Figure data in JSON

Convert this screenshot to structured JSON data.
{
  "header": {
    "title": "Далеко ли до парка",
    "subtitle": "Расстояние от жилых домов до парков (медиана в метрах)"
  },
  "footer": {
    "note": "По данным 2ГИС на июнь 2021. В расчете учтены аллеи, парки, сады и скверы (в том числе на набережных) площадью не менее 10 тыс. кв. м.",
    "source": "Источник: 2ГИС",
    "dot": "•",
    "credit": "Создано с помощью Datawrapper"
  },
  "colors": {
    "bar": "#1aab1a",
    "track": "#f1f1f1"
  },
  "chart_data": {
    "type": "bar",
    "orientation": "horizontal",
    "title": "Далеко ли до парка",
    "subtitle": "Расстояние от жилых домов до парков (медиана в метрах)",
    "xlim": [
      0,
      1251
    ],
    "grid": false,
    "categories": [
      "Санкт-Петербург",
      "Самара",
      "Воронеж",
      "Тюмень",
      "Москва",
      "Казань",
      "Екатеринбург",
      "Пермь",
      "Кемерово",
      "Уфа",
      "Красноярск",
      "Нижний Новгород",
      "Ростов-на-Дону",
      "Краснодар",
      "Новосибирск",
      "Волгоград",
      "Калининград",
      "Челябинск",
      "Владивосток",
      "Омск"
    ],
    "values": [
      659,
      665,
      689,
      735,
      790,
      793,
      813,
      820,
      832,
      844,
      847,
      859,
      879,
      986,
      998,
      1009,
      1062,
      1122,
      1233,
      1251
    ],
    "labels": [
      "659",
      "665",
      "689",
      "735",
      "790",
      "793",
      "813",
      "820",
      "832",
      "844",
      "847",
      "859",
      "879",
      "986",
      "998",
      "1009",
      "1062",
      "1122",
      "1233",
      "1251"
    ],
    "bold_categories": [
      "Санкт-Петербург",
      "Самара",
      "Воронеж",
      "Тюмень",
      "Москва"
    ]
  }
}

:: Problem description ::
Reproduce each line of the entries in which the word "метрах" is found.

:: Completed task ::
    "subtitle": "Расстояние от жилых домов до парков (медиана в метрах)"
    "subtitle": "Расстояние от жилых домов до парков (медиана в метрах)",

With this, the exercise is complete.